● Instructions to follow
Lift out each line of the data that holds "text".

>> start Supplied information

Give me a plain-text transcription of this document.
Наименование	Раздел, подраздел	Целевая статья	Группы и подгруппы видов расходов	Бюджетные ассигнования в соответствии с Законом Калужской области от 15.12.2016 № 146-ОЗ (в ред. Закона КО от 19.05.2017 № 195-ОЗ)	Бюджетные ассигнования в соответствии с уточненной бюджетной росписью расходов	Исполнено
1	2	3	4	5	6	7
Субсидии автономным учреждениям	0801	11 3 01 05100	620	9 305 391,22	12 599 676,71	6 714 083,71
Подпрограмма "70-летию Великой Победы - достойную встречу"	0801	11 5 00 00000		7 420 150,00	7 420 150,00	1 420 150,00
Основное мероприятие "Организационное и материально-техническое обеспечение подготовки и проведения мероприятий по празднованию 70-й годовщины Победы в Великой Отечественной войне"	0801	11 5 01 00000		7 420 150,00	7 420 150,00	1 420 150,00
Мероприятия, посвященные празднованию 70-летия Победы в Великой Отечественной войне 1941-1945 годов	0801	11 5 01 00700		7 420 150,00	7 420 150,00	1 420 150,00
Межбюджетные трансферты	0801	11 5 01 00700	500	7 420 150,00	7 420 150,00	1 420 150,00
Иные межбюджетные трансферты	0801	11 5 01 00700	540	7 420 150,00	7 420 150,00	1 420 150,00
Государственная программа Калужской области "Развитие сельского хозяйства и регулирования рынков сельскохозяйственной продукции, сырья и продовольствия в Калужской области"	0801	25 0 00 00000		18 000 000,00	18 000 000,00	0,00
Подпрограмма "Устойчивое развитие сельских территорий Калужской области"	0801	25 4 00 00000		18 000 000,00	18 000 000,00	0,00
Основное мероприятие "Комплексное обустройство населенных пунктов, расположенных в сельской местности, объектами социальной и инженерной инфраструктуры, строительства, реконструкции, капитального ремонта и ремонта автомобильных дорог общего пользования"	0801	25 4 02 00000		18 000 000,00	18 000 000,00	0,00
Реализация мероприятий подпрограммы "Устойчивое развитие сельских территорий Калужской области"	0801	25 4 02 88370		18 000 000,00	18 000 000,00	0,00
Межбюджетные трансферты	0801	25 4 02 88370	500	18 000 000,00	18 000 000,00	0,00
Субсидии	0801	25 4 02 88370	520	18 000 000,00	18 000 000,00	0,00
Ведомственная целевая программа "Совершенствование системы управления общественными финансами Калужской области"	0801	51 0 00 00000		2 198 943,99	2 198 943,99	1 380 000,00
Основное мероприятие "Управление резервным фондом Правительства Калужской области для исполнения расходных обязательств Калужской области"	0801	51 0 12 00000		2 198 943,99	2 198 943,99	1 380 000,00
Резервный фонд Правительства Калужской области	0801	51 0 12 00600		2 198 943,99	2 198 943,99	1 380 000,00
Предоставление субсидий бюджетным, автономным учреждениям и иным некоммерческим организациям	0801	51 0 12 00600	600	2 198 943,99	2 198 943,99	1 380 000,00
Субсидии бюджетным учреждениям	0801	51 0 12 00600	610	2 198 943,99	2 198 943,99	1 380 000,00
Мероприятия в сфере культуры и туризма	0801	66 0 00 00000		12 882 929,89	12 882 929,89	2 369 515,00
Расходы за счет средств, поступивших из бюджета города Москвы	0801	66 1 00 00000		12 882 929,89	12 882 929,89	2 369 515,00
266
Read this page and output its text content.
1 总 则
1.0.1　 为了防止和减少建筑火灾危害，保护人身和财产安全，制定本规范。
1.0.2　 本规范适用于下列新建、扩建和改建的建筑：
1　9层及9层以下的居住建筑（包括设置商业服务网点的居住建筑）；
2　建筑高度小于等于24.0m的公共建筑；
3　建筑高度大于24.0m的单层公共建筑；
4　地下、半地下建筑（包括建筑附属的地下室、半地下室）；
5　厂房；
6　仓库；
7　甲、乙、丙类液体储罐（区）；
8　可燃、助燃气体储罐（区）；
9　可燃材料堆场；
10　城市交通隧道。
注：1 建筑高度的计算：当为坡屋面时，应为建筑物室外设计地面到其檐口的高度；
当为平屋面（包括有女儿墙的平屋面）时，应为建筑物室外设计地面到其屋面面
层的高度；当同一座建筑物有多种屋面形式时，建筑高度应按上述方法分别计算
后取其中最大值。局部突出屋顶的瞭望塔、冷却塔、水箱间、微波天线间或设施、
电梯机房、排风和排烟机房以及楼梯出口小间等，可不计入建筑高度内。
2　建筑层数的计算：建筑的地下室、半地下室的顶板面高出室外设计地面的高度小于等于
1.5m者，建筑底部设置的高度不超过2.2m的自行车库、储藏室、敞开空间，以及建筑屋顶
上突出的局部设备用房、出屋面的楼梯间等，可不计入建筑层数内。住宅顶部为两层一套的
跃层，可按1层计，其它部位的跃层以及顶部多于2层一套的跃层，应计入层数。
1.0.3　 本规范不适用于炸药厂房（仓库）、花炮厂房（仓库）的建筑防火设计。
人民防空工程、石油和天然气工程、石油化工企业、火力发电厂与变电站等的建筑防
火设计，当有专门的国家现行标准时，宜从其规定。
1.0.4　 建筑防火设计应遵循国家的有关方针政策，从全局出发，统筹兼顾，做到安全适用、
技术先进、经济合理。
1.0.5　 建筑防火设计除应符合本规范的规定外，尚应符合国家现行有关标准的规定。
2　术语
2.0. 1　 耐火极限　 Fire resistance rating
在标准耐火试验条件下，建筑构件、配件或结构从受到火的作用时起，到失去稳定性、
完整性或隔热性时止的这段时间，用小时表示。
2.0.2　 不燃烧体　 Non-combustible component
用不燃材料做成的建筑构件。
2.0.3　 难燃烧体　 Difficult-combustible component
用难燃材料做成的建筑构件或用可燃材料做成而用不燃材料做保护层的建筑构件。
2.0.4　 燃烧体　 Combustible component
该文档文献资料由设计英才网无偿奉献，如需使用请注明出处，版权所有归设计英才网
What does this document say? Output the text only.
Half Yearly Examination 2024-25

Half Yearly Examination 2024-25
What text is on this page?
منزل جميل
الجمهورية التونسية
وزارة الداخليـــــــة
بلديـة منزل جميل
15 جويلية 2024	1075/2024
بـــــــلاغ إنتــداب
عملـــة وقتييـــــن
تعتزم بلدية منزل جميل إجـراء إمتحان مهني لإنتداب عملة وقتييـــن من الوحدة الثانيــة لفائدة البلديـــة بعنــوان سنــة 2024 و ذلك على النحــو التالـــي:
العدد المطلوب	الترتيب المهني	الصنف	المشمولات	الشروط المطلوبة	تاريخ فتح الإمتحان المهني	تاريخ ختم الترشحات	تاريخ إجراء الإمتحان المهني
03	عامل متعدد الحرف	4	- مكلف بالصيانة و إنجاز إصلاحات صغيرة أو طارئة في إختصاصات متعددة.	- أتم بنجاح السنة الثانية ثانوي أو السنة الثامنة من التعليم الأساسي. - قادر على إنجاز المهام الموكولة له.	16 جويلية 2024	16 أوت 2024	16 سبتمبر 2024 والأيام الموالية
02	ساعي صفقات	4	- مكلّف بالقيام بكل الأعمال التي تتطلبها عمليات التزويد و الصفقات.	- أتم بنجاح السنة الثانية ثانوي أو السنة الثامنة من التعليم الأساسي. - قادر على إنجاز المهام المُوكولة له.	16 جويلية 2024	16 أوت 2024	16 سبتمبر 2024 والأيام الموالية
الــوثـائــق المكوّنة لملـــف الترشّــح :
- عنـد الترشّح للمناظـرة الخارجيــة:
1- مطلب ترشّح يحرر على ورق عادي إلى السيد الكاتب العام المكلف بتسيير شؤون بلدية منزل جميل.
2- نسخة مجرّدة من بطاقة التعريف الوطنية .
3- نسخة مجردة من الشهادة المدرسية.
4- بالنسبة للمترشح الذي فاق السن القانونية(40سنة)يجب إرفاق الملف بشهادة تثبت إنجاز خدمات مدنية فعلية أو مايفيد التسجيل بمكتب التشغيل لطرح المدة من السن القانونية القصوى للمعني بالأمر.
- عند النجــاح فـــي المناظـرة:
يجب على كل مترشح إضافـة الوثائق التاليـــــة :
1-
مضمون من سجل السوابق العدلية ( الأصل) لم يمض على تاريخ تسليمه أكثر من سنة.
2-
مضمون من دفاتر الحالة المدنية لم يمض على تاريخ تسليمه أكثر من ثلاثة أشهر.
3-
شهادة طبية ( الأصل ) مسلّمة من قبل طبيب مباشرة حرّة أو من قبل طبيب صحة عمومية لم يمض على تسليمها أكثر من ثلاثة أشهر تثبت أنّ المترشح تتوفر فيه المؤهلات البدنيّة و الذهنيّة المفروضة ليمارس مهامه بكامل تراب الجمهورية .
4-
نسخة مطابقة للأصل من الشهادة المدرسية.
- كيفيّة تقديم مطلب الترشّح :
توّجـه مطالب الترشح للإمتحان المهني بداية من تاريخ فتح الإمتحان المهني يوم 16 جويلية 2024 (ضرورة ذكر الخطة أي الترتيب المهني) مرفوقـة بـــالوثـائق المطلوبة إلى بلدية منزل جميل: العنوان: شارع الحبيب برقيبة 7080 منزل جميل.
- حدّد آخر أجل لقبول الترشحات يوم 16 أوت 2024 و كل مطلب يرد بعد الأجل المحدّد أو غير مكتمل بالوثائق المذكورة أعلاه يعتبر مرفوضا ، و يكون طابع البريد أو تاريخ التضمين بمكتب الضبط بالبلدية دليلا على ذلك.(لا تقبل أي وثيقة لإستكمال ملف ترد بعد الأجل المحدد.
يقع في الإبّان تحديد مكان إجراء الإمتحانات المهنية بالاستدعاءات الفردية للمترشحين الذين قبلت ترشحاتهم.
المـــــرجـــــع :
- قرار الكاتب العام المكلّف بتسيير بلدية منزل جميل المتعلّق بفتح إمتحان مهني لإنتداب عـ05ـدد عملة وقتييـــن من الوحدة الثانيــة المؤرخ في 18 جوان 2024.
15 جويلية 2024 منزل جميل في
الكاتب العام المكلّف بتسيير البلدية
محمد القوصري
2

>> end Supplied information

● Solution to this problem
Give me a plain-text transcription of this document.
Read this page and output its text content.
What does this document say? Output the text only.
What text is on this page?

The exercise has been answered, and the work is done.